Copy every line that contains the string "Green" from the entries below.
## BEGIN GIVEN DATA
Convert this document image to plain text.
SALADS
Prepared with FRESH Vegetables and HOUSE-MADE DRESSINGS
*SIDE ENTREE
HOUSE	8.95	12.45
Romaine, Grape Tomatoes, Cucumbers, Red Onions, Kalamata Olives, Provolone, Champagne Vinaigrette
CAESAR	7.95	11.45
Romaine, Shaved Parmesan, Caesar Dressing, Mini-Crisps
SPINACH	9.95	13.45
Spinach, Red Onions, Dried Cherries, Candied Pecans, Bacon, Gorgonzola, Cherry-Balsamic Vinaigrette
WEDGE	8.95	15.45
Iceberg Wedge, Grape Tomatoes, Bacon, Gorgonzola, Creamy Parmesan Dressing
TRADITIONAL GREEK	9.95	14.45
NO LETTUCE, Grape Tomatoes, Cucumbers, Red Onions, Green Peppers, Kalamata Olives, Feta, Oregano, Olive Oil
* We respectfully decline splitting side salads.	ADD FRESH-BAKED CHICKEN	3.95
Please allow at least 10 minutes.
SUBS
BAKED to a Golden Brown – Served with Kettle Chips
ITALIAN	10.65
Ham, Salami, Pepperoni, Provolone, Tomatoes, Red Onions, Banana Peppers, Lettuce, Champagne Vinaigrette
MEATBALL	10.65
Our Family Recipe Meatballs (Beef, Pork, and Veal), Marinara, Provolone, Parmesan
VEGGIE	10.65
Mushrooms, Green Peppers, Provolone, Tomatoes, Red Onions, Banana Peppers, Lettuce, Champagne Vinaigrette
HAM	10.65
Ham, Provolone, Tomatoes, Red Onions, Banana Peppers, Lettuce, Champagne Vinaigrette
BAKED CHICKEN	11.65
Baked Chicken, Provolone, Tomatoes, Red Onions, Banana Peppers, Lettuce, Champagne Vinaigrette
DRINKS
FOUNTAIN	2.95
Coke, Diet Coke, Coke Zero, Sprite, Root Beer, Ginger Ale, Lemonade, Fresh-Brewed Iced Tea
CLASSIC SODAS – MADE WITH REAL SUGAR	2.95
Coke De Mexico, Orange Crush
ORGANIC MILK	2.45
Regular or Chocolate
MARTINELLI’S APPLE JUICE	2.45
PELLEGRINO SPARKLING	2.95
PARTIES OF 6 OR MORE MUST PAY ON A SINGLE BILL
## END GIVEN DATA
## BEGIN GIVEN DATA
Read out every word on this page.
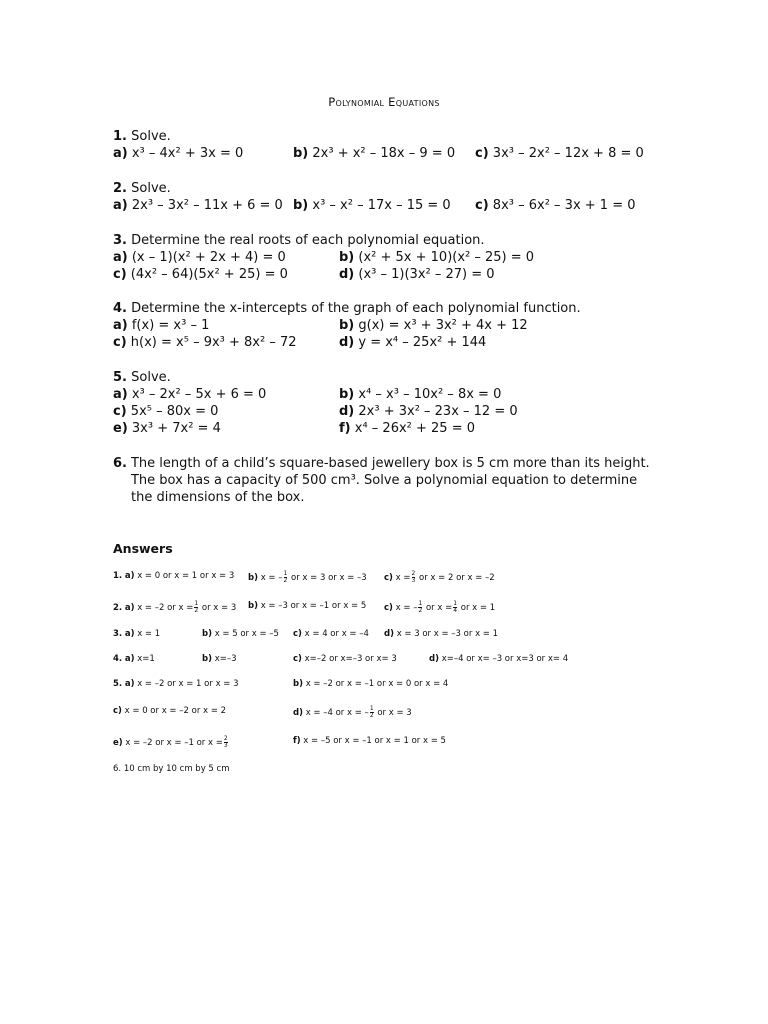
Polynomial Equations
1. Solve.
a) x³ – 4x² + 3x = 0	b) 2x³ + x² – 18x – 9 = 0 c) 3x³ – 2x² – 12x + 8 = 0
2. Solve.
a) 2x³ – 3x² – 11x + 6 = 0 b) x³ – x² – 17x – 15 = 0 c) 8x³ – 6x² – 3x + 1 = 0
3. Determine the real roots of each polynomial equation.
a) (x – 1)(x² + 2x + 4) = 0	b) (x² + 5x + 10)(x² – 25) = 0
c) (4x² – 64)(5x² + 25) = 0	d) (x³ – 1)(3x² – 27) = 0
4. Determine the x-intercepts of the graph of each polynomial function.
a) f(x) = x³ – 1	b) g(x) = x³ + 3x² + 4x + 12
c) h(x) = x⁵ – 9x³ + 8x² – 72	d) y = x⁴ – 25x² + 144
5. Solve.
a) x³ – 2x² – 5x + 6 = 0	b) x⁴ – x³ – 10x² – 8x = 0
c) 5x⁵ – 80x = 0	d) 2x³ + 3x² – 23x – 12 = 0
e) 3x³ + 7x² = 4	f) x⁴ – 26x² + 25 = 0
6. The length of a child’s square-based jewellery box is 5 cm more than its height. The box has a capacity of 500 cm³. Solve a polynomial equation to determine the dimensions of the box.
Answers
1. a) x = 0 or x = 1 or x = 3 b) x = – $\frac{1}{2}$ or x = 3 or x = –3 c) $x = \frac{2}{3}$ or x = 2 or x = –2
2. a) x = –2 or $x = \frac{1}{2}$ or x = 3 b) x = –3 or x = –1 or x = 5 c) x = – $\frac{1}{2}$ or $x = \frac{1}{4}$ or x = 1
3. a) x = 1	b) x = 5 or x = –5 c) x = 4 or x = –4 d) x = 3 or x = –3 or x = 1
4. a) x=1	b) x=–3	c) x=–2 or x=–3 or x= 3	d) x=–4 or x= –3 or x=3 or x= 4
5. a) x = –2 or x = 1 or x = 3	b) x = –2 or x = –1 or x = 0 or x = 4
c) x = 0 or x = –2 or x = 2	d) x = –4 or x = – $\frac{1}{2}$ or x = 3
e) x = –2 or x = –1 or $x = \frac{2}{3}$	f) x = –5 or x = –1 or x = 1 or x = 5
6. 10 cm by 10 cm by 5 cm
## END GIVEN DATA
EXPECTED ANSWER =
NO LETTUCE, Grape Tomatoes, Cucumbers, Red Onions, Green Peppers, Kalamata Olives, Feta, Oregano, Olive Oil
Mushrooms, Green Peppers, Provolone, Tomatoes, Red Onions, Banana Peppers, Lettuce, Champagne Vinaigrette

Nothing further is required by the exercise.